Search the listing below for the string "reimbursement" and copy every line where it occurs.

Collected data entries:
__________________________________________________
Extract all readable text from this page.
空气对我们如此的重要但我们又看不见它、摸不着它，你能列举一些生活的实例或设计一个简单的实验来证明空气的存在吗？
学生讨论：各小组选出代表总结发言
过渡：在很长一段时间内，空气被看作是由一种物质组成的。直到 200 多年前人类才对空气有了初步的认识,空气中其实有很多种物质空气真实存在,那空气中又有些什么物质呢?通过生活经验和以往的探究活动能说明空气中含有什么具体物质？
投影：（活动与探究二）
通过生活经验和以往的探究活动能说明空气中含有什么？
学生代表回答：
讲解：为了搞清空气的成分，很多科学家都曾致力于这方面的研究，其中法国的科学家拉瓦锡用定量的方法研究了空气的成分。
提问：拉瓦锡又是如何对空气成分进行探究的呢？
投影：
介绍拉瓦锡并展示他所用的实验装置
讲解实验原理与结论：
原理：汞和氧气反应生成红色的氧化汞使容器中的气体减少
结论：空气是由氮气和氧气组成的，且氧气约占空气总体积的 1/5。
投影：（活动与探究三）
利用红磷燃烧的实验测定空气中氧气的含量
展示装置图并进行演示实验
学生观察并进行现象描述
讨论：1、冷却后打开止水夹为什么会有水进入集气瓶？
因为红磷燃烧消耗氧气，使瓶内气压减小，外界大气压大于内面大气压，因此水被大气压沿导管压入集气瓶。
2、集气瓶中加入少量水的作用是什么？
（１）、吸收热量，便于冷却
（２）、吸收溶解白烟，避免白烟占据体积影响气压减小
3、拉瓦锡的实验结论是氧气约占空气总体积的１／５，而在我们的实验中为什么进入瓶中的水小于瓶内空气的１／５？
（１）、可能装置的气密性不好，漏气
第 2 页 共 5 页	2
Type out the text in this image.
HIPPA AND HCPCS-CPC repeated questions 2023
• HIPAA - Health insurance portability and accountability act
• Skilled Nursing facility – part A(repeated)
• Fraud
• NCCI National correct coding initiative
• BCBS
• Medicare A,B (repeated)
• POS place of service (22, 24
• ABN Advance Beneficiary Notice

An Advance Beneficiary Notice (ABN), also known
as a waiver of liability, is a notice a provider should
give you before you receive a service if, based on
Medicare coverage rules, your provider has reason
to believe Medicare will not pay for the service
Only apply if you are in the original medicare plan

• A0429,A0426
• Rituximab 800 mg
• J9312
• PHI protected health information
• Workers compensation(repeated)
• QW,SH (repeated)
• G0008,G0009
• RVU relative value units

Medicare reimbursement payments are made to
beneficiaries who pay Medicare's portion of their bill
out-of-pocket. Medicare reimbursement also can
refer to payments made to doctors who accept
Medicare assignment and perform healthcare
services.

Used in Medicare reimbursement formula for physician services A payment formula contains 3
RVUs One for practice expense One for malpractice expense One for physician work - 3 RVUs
__________________________________________________
## Response to the task
Medicare reimbursement payments are made to
out-of-pocket. Medicare reimbursement also can
Used in Medicare reimbursement formula for physician services A payment formula contains 3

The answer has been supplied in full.